## What the task requires
Select from the data all lines with the word "this".

[Data entries for graphics]
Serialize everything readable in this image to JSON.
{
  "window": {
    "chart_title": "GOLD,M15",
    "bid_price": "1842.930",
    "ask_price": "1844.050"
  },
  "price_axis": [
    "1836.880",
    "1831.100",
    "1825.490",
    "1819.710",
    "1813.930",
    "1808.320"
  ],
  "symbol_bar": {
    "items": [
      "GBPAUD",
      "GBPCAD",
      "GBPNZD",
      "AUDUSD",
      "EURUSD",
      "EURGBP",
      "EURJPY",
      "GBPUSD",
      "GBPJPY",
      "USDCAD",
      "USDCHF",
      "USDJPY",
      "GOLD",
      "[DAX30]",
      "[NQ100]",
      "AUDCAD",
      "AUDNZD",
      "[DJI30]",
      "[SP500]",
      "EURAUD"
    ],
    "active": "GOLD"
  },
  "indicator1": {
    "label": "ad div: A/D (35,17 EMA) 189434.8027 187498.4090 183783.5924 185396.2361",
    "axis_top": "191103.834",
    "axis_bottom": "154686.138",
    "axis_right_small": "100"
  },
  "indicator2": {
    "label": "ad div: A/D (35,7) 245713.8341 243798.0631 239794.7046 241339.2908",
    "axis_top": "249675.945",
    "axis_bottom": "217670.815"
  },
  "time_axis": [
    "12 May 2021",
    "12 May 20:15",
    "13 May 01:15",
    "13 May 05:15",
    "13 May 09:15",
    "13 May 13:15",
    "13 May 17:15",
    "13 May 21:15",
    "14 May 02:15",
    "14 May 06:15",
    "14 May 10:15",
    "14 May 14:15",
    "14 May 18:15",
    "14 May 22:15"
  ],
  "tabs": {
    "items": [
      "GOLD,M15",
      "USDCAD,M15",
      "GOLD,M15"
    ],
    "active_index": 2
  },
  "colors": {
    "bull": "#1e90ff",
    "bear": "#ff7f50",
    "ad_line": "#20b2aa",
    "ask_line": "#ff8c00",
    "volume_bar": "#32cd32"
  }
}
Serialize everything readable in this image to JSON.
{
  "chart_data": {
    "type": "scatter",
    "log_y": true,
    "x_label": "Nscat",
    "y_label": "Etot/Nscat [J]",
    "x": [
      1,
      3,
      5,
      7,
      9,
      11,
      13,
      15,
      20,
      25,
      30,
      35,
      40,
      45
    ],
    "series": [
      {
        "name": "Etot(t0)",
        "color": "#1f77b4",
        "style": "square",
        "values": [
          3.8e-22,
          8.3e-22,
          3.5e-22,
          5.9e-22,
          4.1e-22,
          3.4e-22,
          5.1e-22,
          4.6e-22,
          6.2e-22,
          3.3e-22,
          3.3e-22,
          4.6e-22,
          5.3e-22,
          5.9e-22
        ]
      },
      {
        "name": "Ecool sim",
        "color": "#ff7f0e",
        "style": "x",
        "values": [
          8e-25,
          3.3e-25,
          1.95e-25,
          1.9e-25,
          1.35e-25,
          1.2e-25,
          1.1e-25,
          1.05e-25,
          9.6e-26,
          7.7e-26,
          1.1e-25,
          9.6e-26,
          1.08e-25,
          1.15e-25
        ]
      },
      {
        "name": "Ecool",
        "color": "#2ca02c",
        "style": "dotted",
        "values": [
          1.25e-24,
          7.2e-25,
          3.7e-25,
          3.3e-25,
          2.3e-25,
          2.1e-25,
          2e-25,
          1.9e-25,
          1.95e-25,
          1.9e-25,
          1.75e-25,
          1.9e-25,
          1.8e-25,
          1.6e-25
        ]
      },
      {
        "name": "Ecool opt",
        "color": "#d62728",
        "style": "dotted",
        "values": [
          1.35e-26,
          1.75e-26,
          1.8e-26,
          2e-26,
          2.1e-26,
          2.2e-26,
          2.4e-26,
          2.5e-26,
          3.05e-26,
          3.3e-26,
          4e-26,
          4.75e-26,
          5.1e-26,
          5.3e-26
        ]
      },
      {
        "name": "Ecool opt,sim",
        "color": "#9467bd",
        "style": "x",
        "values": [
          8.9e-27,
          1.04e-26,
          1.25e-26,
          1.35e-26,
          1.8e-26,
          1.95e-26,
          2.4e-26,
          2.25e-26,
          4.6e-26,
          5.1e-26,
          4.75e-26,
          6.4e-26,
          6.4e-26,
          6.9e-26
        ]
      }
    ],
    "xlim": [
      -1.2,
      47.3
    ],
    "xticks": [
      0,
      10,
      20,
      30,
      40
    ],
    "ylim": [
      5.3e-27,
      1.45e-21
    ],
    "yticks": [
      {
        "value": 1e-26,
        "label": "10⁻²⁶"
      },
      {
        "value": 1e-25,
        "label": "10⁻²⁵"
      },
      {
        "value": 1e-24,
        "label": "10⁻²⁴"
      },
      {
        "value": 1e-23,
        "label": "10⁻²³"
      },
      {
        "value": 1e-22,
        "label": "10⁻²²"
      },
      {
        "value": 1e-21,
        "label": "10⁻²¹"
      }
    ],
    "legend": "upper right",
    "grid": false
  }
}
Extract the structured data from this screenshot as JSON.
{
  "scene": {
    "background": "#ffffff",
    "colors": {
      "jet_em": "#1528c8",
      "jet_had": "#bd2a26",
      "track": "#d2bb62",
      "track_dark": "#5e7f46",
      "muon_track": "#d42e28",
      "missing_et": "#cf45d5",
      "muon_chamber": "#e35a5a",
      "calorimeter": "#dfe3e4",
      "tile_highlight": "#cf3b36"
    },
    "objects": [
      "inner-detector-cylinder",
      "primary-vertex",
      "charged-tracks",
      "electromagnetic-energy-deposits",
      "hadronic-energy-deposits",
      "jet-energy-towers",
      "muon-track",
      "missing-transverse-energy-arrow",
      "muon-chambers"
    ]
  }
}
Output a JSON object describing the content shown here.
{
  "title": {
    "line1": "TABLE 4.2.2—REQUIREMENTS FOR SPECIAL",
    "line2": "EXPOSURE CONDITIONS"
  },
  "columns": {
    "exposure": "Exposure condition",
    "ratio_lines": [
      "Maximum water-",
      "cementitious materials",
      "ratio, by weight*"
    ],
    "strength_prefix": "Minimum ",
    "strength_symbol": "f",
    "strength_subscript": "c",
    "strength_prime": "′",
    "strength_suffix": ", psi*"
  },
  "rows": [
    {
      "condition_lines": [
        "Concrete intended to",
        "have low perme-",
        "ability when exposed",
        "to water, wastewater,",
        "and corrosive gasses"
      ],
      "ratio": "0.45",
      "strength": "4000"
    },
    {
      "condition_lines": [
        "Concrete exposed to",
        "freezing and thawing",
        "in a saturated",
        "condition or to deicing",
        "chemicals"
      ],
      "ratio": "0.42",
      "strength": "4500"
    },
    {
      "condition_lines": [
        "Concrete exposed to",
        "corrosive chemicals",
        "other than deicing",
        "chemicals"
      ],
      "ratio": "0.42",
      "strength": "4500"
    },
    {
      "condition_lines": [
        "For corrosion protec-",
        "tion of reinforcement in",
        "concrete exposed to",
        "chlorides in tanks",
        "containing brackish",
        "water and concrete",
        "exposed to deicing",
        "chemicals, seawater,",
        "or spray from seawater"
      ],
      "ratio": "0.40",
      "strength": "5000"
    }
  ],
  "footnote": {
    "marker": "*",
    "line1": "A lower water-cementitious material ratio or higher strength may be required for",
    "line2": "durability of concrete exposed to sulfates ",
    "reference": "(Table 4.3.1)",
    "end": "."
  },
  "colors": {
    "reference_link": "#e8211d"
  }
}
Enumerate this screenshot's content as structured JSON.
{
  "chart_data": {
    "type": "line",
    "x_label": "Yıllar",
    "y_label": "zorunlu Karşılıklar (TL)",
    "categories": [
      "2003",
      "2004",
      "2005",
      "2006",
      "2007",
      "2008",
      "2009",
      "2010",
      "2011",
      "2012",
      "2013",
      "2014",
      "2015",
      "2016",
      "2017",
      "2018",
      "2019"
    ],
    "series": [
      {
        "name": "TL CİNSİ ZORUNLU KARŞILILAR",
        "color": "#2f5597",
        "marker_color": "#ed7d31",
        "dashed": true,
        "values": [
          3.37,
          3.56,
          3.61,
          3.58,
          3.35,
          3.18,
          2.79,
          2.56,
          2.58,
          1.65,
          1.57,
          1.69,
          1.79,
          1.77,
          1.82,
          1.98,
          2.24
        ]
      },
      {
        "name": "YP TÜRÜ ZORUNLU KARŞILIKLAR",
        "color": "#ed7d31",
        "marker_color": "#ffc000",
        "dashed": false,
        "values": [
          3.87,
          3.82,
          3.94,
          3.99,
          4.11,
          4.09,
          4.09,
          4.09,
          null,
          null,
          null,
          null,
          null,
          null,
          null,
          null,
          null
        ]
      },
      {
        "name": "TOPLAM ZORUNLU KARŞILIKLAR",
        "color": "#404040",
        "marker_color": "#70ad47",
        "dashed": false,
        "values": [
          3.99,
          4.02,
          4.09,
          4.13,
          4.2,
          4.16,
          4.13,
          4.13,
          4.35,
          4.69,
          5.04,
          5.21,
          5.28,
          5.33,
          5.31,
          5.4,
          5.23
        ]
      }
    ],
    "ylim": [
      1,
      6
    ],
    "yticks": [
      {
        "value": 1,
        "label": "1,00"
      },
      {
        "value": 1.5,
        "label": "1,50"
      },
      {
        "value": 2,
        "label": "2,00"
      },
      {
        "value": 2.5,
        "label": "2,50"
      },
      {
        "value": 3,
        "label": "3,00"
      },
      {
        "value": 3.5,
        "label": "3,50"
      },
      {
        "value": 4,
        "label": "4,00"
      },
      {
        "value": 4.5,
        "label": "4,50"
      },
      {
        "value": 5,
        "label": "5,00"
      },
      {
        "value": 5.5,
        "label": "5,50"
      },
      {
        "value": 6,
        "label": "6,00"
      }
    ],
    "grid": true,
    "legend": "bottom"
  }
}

## Written answer
Serialize everything readable in this image to JSON.
Serialize everything readable in this image to JSON.
Extract the structured data from this screenshot as JSON.
Enumerate this screenshot's content as structured JSON.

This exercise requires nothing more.